» **MATERIALS PROVIDED**:
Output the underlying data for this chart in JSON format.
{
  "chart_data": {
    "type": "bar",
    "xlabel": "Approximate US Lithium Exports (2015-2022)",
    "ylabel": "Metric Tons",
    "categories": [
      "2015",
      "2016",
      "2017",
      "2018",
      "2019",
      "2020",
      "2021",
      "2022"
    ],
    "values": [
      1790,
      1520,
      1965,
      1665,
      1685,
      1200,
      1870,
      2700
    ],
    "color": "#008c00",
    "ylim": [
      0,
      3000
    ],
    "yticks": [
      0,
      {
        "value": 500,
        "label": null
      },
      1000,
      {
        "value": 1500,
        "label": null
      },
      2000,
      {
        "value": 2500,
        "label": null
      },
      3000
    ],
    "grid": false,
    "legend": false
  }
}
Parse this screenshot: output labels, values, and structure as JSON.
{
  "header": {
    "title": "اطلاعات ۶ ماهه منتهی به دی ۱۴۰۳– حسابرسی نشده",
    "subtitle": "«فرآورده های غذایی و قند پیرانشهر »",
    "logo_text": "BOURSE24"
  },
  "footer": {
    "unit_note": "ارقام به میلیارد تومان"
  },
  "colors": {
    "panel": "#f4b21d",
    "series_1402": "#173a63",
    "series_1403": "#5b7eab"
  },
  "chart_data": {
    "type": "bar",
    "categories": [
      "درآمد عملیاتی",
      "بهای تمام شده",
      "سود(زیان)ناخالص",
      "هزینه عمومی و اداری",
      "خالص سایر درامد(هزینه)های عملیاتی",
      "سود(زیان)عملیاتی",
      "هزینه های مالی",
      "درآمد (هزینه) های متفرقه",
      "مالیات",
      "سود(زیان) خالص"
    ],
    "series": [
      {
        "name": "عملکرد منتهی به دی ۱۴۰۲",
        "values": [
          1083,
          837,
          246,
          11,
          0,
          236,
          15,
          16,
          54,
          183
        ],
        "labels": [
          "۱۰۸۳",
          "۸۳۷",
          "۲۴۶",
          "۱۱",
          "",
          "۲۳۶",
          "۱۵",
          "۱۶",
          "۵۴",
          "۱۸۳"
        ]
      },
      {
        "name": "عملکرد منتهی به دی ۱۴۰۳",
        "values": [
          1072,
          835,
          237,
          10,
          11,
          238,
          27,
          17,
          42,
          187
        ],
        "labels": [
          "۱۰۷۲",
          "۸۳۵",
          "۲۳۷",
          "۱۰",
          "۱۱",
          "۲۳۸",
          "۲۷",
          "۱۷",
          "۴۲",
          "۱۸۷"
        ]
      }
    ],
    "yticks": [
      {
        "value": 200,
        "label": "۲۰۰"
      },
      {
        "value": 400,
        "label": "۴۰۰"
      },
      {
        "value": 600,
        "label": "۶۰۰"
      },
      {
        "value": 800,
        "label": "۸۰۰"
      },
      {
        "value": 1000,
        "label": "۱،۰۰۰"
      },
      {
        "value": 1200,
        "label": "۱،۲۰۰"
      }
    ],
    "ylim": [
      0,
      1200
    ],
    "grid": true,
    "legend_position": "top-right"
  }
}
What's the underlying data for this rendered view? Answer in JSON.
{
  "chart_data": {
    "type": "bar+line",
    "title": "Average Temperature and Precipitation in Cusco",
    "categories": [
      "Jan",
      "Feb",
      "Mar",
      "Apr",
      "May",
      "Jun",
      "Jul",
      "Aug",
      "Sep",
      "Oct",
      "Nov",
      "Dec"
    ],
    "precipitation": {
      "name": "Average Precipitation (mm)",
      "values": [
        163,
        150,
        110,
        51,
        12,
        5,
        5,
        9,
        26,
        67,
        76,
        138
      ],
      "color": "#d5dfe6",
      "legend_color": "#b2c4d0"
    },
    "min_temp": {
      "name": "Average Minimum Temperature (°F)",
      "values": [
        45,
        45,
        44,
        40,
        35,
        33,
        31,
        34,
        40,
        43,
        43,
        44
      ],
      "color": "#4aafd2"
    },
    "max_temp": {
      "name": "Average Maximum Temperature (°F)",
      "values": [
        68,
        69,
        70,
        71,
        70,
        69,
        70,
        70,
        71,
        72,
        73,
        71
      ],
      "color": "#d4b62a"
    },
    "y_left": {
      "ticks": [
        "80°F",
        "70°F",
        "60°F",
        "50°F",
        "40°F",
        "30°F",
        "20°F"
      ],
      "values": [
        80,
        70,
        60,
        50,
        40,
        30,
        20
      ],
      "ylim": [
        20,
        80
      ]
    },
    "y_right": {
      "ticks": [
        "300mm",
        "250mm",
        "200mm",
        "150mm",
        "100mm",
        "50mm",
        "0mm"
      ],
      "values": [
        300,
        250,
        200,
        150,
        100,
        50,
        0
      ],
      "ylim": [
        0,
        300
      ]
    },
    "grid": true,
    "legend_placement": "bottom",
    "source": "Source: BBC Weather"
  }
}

» **REQUIRED WORK**: Without leaving anything out, quote all the data.

» **SOLUTION TO THE PROBLEM**:
Output the underlying data for this chart in JSON format.
{
  "chart_data": {
    "type": "bar",
    "xlabel": "Approximate US Lithium Exports (2015-2022)",
    "ylabel": "Metric Tons",
    "categories": [
      "2015",
      "2016",
      "2017",
      "2018",
      "2019",
      "2020",
      "2021",
      "2022"
    ],
    "values": [
      1790,
      1520,
      1965,
      1665,
      1685,
      1200,
      1870,
      2700
    ],
    "color": "#008c00",
    "ylim": [
      0,
      3000
    ],
    "yticks": [
      0,
      {
        "value": 500,
        "label": null
      },
      1000,
      {
        "value": 1500,
        "label": null
      },
      2000,
      {
        "value": 2500,
        "label": null
      },
      3000
    ],
    "grid": false,
    "legend": false
  }
}
Parse this screenshot: output labels, values, and structure as JSON.
{
  "header": {
    "title": "اطلاعات ۶ ماهه منتهی به دی ۱۴۰۳– حسابرسی نشده",
    "subtitle": "«فرآورده های غذایی و قند پیرانشهر »",
    "logo_text": "BOURSE24"
  },
  "footer": {
    "unit_note": "ارقام به میلیارد تومان"
  },
  "colors": {
    "panel": "#f4b21d",
    "series_1402": "#173a63",
    "series_1403": "#5b7eab"
  },
  "chart_data": {
    "type": "bar",
    "categories": [
      "درآمد عملیاتی",
      "بهای تمام شده",
      "سود(زیان)ناخالص",
      "هزینه عمومی و اداری",
      "خالص سایر درامد(هزینه)های عملیاتی",
      "سود(زیان)عملیاتی",
      "هزینه های مالی",
      "درآمد (هزینه) های متفرقه",
      "مالیات",
      "سود(زیان) خالص"
    ],
    "series": [
      {
        "name": "عملکرد منتهی به دی ۱۴۰۲",
        "values": [
          1083,
          837,
          246,
          11,
          0,
          236,
          15,
          16,
          54,
          183
        ],
        "labels": [
          "۱۰۸۳",
          "۸۳۷",
          "۲۴۶",
          "۱۱",
          "",
          "۲۳۶",
          "۱۵",
          "۱۶",
          "۵۴",
          "۱۸۳"
        ]
      },
      {
        "name": "عملکرد منتهی به دی ۱۴۰۳",
        "values": [
          1072,
          835,
          237,
          10,
          11,
          238,
          27,
          17,
          42,
          187
        ],
        "labels": [
          "۱۰۷۲",
          "۸۳۵",
          "۲۳۷",
          "۱۰",
          "۱۱",
          "۲۳۸",
          "۲۷",
          "۱۷",
          "۴۲",
          "۱۸۷"
        ]
      }
    ],
    "yticks": [
      {
        "value": 200,
        "label": "۲۰۰"
      },
      {
        "value": 400,
        "label": "۴۰۰"
      },
      {
        "value": 600,
        "label": "۶۰۰"
      },
      {
        "value": 800,
        "label": "۸۰۰"
      },
      {
        "value": 1000,
        "label": "۱،۰۰۰"
      },
      {
        "value": 1200,
        "label": "۱،۲۰۰"
      }
    ],
    "ylim": [
      0,
      1200
    ],
    "grid": true,
    "legend_position": "top-right"
  }
}
What's the underlying data for this rendered view? Answer in JSON.
{
  "chart_data": {
    "type": "bar+line",
    "title": "Average Temperature and Precipitation in Cusco",
    "categories": [
      "Jan",
      "Feb",
      "Mar",
      "Apr",
      "May",
      "Jun",
      "Jul",
      "Aug",
      "Sep",
      "Oct",
      "Nov",
      "Dec"
    ],
    "precipitation": {
      "name": "Average Precipitation (mm)",
      "values": [
        163,
        150,
        110,
        51,
        12,
        5,
        5,
        9,
        26,
        67,
        76,
        138
      ],
      "color": "#d5dfe6",
      "legend_color": "#b2c4d0"
    },
    "min_temp": {
      "name": "Average Minimum Temperature (°F)",
      "values": [
        45,
        45,
        44,
        40,
        35,
        33,
        31,
        34,
        40,
        43,
        43,
        44
      ],
      "color": "#4aafd2"
    },
    "max_temp": {
      "name": "Average Maximum Temperature (°F)",
      "values": [
        68,
        69,
        70,
        71,
        70,
        69,
        70,
        70,
        71,
        72,
        73,
        71
      ],
      "color": "#d4b62a"
    },
    "y_left": {
      "ticks": [
        "80°F",
        "70°F",
        "60°F",
        "50°F",
        "40°F",
        "30°F",
        "20°F"
      ],
      "values": [
        80,
        70,
        60,
        50,
        40,
        30,
        20
      ],
      "ylim": [
        20,
        80
      ]
    },
    "y_right": {
      "ticks": [
        "300mm",
        "250mm",
        "200mm",
        "150mm",
        "100mm",
        "50mm",
        "0mm"
      ],
      "values": [
        300,
        250,
        200,
        150,
        100,
        50,
        0
      ],
      "ylim": [
        0,
        300
      ]
    },
    "grid": true,
    "legend_placement": "bottom",
    "source": "Source: BBC Weather"
  }
}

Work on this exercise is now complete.